━━━━━ DATA SHOWN

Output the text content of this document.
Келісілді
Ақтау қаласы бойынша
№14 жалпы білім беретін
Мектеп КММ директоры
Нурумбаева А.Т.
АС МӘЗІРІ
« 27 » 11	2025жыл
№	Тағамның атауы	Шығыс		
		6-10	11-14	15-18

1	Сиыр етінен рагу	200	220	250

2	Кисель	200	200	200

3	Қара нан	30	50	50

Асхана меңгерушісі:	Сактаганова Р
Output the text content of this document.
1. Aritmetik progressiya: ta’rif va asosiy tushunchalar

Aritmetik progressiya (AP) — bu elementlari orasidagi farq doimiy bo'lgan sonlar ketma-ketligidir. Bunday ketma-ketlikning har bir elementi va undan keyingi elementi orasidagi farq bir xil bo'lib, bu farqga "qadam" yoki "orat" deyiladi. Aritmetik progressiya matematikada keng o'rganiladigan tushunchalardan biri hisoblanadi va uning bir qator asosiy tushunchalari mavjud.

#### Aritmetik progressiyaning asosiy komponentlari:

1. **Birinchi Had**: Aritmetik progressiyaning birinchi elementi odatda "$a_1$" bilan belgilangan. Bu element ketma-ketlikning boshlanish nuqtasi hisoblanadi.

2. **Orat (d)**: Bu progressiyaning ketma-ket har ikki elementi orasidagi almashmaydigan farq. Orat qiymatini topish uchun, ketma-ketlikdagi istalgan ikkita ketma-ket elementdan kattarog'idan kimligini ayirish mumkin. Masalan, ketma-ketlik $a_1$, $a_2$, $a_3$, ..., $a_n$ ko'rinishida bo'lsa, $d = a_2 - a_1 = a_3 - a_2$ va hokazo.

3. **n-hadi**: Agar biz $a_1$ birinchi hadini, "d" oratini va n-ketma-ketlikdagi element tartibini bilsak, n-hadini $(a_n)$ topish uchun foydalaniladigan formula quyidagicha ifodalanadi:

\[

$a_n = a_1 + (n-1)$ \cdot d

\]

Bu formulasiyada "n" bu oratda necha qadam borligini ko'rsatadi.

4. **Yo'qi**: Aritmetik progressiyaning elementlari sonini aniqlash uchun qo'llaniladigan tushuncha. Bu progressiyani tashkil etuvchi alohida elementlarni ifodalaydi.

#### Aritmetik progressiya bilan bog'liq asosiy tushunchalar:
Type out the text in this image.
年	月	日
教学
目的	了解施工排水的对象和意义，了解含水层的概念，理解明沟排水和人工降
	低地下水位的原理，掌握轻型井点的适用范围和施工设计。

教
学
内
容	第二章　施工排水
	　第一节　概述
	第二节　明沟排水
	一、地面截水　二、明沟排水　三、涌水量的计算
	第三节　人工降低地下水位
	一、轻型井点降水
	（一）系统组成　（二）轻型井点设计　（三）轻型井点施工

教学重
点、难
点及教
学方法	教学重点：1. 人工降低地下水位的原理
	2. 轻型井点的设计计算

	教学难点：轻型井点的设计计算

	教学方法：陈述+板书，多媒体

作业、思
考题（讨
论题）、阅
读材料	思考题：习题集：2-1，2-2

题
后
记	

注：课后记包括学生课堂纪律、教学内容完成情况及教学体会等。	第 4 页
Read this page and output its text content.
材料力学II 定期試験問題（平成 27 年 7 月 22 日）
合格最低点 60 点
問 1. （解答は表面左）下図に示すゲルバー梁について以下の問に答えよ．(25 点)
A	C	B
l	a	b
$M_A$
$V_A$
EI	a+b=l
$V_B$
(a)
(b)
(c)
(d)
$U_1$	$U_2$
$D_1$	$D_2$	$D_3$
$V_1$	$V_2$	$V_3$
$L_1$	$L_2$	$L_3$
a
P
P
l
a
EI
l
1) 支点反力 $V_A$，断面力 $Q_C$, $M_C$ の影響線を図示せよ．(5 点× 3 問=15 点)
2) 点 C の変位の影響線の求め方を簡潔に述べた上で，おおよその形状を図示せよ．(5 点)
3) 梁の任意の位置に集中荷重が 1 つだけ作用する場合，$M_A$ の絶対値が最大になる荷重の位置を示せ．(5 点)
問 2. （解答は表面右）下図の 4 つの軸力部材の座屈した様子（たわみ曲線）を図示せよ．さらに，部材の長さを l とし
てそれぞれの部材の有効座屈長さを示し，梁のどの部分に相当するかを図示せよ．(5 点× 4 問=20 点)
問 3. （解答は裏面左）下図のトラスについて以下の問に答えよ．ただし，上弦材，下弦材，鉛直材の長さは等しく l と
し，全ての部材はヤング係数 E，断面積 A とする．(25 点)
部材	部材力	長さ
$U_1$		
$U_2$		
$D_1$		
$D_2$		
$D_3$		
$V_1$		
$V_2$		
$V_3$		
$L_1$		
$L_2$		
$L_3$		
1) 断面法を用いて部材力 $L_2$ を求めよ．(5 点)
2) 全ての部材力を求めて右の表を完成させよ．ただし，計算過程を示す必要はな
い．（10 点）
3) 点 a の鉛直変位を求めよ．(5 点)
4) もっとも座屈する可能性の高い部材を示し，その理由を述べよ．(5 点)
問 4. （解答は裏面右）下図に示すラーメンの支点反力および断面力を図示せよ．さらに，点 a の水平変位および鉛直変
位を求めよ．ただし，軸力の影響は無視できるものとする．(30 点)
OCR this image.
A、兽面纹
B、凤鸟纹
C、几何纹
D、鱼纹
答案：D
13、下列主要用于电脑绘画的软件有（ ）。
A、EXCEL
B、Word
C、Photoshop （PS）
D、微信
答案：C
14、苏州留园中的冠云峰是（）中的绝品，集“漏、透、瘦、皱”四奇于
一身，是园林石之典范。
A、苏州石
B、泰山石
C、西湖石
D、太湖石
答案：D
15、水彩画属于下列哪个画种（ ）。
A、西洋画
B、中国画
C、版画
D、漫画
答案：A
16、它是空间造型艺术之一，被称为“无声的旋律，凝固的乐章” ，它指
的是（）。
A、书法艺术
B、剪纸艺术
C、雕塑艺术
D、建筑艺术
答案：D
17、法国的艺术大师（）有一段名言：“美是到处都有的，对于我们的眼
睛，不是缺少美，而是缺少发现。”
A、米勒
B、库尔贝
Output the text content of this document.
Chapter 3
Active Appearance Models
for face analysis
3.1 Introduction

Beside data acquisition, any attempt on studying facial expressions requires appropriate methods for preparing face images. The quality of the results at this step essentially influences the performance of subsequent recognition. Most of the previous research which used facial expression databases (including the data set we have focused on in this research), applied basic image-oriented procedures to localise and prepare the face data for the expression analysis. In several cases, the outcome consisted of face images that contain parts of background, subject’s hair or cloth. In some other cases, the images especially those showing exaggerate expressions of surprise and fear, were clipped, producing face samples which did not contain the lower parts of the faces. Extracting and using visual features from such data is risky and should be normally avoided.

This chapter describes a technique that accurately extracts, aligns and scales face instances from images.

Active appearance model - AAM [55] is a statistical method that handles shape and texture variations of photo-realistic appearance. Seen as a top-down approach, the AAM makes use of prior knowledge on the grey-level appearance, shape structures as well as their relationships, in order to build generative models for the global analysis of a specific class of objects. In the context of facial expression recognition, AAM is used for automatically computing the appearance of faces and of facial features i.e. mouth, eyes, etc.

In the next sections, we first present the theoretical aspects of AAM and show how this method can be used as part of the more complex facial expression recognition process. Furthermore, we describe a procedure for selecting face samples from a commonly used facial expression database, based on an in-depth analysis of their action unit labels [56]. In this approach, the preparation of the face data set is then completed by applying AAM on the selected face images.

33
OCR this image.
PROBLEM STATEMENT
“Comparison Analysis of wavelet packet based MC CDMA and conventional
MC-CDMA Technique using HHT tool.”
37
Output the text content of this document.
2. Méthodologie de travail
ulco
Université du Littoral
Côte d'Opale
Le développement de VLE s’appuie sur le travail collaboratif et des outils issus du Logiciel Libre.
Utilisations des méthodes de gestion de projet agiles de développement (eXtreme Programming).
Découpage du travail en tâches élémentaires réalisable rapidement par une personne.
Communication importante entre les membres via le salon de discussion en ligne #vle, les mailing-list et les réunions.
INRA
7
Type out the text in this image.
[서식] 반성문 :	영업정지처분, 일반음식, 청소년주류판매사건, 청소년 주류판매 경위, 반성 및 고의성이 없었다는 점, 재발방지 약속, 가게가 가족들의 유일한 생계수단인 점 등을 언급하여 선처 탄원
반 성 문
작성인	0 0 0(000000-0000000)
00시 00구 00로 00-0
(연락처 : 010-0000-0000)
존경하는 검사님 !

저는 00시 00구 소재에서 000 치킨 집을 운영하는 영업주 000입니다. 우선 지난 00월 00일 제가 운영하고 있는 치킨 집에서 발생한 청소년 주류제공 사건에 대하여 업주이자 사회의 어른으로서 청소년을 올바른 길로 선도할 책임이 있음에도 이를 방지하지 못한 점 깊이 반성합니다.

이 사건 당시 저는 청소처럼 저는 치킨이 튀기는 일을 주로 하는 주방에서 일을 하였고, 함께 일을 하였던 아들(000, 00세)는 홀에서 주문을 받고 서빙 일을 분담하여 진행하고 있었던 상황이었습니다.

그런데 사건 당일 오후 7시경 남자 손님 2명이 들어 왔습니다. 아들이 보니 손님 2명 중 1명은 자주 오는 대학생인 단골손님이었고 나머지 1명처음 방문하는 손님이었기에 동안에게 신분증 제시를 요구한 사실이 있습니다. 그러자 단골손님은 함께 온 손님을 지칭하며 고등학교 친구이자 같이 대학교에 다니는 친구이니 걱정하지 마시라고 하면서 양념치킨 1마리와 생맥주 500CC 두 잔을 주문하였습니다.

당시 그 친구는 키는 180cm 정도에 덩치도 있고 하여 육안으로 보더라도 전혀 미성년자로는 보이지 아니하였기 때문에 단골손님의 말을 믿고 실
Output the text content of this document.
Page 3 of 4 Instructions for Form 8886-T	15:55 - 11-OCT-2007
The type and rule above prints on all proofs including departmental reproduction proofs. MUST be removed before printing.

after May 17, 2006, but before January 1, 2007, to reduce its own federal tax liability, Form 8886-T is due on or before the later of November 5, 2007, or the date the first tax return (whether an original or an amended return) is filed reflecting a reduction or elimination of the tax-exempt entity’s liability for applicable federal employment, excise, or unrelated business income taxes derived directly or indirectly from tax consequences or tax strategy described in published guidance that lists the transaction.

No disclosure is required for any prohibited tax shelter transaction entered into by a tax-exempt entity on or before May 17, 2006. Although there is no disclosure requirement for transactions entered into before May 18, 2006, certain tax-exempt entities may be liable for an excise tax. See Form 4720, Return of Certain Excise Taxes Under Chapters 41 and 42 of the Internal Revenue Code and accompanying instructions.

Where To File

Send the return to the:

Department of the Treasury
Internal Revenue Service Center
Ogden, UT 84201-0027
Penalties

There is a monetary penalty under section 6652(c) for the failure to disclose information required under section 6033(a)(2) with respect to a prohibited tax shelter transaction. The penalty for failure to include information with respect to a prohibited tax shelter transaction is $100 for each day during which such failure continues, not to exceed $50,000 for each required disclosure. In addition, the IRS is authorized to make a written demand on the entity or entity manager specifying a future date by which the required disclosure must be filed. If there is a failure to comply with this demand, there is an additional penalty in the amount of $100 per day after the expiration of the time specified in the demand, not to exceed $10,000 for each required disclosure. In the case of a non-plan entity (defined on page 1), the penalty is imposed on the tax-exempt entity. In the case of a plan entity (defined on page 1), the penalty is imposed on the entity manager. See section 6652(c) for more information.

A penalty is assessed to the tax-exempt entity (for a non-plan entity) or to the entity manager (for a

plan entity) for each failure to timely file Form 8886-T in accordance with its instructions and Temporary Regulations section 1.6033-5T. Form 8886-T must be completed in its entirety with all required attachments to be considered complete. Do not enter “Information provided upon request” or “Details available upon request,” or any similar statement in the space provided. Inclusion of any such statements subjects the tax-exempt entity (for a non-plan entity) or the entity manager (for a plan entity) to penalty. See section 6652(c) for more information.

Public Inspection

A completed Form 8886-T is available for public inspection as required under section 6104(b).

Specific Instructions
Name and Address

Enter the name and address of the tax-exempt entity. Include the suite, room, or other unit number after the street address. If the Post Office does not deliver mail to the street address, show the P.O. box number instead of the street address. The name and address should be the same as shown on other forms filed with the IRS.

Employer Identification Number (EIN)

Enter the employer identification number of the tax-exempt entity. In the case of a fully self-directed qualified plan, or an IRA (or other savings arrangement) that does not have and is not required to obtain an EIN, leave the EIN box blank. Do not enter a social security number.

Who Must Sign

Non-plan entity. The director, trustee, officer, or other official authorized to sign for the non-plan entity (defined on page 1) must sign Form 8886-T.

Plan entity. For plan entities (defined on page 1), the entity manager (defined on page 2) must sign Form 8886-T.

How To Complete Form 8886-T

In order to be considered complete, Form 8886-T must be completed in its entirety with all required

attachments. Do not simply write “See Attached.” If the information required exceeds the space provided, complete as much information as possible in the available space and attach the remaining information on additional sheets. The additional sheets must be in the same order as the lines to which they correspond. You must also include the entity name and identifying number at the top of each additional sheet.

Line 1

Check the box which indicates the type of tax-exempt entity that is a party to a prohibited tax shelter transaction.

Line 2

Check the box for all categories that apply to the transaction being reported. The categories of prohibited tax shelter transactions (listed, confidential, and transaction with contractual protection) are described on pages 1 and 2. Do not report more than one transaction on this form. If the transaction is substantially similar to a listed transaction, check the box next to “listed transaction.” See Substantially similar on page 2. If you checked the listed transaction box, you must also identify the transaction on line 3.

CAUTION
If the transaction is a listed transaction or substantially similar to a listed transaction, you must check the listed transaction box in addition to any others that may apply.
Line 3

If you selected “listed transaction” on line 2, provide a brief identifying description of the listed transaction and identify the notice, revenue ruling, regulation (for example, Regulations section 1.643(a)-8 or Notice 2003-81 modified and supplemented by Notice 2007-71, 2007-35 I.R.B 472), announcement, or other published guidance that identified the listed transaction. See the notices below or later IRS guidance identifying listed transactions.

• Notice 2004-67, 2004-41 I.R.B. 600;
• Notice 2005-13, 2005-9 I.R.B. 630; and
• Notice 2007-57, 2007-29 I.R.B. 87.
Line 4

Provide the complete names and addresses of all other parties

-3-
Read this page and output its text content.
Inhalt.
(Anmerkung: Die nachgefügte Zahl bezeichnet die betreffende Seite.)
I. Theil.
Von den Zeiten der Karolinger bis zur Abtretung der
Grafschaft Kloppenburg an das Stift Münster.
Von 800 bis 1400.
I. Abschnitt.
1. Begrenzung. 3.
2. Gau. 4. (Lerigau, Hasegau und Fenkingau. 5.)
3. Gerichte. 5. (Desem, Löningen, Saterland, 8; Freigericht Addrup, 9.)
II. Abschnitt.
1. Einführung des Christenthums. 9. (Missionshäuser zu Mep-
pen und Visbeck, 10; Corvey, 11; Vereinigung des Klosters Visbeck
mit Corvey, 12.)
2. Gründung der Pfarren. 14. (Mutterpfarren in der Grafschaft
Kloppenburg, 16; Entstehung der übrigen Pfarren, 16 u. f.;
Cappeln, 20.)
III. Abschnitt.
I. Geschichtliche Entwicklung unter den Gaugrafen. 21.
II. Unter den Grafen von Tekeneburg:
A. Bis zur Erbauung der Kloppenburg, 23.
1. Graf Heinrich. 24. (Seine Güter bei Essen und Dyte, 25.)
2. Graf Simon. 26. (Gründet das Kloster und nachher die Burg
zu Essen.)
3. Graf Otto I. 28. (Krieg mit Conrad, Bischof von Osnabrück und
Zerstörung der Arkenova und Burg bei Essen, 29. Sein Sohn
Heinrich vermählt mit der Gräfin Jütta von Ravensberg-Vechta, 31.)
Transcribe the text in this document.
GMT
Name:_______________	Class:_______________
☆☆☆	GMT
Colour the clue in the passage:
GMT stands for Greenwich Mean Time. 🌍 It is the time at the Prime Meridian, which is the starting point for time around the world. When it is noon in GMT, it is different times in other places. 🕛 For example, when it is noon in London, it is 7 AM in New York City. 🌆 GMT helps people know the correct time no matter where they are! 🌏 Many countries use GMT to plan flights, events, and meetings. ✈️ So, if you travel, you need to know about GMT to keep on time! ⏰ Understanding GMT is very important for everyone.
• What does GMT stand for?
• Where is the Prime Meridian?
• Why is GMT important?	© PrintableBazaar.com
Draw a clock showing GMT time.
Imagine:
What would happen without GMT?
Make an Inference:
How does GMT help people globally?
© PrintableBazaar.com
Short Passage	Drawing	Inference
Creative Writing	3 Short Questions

━━━━━━━━━━

▶ _STATED GOAL_
Wherever the string "guidance" appears in the entries above, list that line.

▶ _ANSWER BELOW_
after May 17, 2006, but before January 1, 2007, to reduce its own federal tax liability, Form 8886-T is due on or before the later of November 5, 2007, or the date the first tax return (whether an original or an amended return) is filed reflecting a reduction or elimination of the tax-exempt entity’s liability for applicable federal employment, excise, or unrelated business income taxes derived directly or indirectly from tax consequences or tax strategy described in published guidance that lists the transaction.
If you selected “listed transaction” on line 2, provide a brief identifying description of the listed transaction and identify the notice, revenue ruling, regulation (for example, Regulations section 1.643(a)-8 or Notice 2003-81 modified and supplemented by Notice 2007-71, 2007-35 I.R.B 472), announcement, or other published guidance that identified the listed transaction. See the notices below or later IRS guidance identifying listed transactions.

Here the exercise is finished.